#### AVAILABLE DATA

***

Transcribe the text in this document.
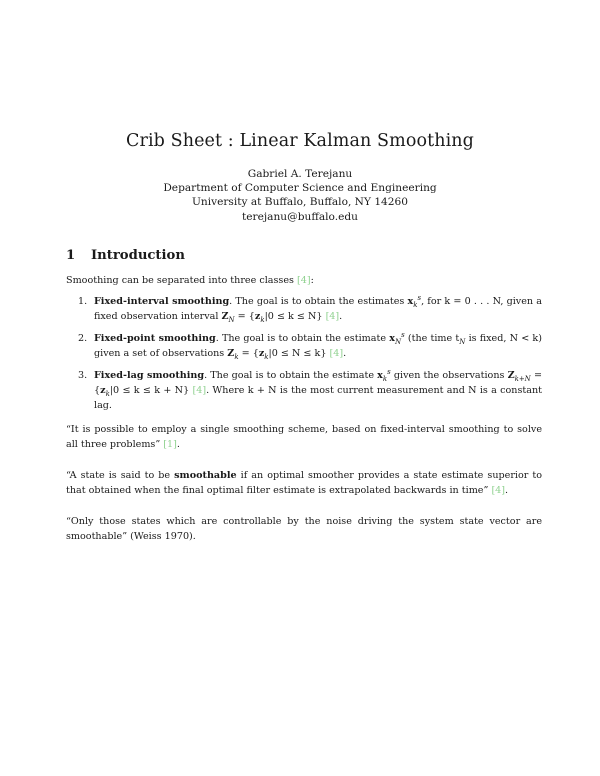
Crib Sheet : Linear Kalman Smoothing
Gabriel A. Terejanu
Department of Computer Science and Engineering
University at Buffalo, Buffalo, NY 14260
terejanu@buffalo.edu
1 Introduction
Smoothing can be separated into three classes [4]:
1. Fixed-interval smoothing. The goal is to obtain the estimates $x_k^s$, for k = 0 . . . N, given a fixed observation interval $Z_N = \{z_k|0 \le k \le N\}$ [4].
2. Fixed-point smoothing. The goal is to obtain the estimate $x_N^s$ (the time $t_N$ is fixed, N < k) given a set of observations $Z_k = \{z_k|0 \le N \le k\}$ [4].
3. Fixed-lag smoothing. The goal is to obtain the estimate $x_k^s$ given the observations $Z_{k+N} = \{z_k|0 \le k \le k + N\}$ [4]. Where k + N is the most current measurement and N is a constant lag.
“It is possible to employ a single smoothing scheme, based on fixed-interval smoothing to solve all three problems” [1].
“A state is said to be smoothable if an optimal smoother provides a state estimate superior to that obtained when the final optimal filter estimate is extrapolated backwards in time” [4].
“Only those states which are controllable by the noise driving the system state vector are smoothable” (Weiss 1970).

***

#### EXERCISE OBJECTIVE
Your task is to return the entries above exactly, with no pictures.

#### EXERCISE ANSWER
Transcribe the text in this document.
Crib Sheet : Linear Kalman Smoothing
Gabriel A. Terejanu
Department of Computer Science and Engineering
University at Buffalo, Buffalo, NY 14260
terejanu@buffalo.edu
1 Introduction
Smoothing can be separated into three classes [4]:
1. Fixed-interval smoothing. The goal is to obtain the estimates $x_k^s$, for k = 0 . . . N, given a fixed observation interval $Z_N = \{z_k|0 \le k \le N\}$ [4].
2. Fixed-point smoothing. The goal is to obtain the estimate $x_N^s$ (the time $t_N$ is fixed, N < k) given a set of observations $Z_k = \{z_k|0 \le N \le k\}$ [4].
3. Fixed-lag smoothing. The goal is to obtain the estimate $x_k^s$ given the observations $Z_{k+N} = \{z_k|0 \le k \le k + N\}$ [4]. Where k + N is the most current measurement and N is a constant lag.
“It is possible to employ a single smoothing scheme, based on fixed-interval smoothing to solve all three problems” [1].
“A state is said to be smoothable if an optimal smoother provides a state estimate superior to that obtained when the final optimal filter estimate is extrapolated backwards in time” [4].
“Only those states which are controllable by the noise driving the system state vector are smoothable” (Weiss 1970).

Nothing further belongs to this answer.